Reproduce this listing in full.

[Start]

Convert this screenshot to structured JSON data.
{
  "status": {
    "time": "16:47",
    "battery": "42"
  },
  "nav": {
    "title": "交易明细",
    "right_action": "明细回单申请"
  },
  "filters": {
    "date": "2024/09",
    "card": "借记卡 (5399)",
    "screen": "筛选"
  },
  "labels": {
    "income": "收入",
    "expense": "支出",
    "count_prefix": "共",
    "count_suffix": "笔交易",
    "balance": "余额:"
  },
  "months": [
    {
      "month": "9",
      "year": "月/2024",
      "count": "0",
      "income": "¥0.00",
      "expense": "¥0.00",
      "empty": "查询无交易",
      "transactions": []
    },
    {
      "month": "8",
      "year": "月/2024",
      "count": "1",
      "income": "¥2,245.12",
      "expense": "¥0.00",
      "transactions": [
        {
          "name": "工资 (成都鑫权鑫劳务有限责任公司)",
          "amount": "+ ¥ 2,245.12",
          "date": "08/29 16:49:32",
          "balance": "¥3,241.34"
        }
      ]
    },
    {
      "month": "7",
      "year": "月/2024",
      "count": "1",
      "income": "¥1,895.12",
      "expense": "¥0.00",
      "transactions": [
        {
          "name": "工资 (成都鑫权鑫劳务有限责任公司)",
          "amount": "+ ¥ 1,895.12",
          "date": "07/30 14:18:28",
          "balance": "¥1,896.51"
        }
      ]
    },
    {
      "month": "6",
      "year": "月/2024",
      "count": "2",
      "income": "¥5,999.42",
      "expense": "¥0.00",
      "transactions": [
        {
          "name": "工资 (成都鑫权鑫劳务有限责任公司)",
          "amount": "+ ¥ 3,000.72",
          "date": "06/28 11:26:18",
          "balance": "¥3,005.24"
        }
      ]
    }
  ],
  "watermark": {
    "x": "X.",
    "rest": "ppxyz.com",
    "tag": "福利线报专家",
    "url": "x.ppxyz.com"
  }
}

[End]

*EXERCISE OUTPUT:*
Convert this screenshot to structured JSON data.
{
  "status": {
    "time": "16:47",
    "battery": "42"
  },
  "nav": {
    "title": "交易明细",
    "right_action": "明细回单申请"
  },
  "filters": {
    "date": "2024/09",
    "card": "借记卡 (5399)",
    "screen": "筛选"
  },
  "labels": {
    "income": "收入",
    "expense": "支出",
    "count_prefix": "共",
    "count_suffix": "笔交易",
    "balance": "余额:"
  },
  "months": [
    {
      "month": "9",
      "year": "月/2024",
      "count": "0",
      "income": "¥0.00",
      "expense": "¥0.00",
      "empty": "查询无交易",
      "transactions": []
    },
    {
      "month": "8",
      "year": "月/2024",
      "count": "1",
      "income": "¥2,245.12",
      "expense": "¥0.00",
      "transactions": [
        {
          "name": "工资 (成都鑫权鑫劳务有限责任公司)",
          "amount": "+ ¥ 2,245.12",
          "date": "08/29 16:49:32",
          "balance": "¥3,241.34"
        }
      ]
    },
    {
      "month": "7",
      "year": "月/2024",
      "count": "1",
      "income": "¥1,895.12",
      "expense": "¥0.00",
      "transactions": [
        {
          "name": "工资 (成都鑫权鑫劳务有限责任公司)",
          "amount": "+ ¥ 1,895.12",
          "date": "07/30 14:18:28",
          "balance": "¥1,896.51"
        }
      ]
    },
    {
      "month": "6",
      "year": "月/2024",
      "count": "2",
      "income": "¥5,999.42",
      "expense": "¥0.00",
      "transactions": [
        {
          "name": "工资 (成都鑫权鑫劳务有限责任公司)",
          "amount": "+ ¥ 3,000.72",
          "date": "06/28 11:26:18",
          "balance": "¥3,005.24"
        }
      ]
    }
  ],
  "watermark": {
    "x": "X.",
    "rest": "ppxyz.com",
    "tag": "福利线报专家",
    "url": "x.ppxyz.com"
  }
}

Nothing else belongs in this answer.